» Exercise brief
Find the lines below that contain the string "subtitle". Copy each one.
■ ■ ■ ■ ■ ■ ■
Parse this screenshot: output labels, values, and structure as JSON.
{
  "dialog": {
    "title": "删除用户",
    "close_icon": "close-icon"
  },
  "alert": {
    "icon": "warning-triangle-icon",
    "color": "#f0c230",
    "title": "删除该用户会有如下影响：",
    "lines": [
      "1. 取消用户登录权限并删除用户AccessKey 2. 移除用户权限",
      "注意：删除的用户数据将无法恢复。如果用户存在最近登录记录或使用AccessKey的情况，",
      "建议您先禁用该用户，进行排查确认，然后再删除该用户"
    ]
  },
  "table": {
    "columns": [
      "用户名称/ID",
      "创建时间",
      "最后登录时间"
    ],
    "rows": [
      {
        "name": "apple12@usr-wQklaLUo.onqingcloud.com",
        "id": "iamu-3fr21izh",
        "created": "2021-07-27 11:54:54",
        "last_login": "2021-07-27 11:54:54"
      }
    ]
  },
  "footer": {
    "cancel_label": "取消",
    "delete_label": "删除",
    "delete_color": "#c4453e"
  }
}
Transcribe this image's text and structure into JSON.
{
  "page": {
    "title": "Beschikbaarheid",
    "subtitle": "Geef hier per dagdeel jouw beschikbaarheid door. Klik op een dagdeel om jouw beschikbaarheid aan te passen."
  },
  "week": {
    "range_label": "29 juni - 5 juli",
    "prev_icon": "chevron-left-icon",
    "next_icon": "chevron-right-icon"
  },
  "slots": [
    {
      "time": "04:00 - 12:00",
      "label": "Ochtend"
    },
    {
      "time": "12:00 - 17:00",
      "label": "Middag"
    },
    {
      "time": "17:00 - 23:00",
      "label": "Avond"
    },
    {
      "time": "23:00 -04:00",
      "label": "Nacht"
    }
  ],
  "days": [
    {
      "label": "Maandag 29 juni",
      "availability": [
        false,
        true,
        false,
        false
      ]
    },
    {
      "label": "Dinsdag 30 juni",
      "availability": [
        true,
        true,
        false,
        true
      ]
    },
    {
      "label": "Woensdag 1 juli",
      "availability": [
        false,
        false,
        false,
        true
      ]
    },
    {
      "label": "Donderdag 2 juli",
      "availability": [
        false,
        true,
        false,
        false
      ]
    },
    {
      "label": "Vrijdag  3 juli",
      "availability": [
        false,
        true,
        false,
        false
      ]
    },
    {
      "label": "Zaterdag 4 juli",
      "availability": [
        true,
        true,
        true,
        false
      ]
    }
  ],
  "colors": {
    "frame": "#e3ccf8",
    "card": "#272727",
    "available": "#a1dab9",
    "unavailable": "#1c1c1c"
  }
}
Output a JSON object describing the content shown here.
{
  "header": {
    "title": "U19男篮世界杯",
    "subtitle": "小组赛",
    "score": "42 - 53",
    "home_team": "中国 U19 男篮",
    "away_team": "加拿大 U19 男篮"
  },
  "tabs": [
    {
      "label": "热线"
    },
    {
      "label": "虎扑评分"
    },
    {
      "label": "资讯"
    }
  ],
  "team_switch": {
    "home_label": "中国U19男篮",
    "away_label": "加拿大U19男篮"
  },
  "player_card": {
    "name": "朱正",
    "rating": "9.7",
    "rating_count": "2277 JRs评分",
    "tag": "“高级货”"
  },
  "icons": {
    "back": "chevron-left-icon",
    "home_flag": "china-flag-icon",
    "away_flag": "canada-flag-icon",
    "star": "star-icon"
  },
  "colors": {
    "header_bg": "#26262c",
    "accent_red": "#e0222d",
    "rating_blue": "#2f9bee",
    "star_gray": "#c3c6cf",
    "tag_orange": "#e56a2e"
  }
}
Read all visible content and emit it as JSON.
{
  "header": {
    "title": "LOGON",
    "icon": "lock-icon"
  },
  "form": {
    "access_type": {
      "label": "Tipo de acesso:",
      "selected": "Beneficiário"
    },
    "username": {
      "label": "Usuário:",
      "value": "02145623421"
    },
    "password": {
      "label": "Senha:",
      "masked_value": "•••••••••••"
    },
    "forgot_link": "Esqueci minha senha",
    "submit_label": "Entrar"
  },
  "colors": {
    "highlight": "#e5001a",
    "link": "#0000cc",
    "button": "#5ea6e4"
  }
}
■ ■ ■ ■ ■ ■ ■
» Response for this exercise
    "subtitle": "Geef hier per dagdeel jouw beschikbaarheid door. Klik op een dagdeel om jouw beschikbaarheid aan te passen."
    "subtitle": "小组赛",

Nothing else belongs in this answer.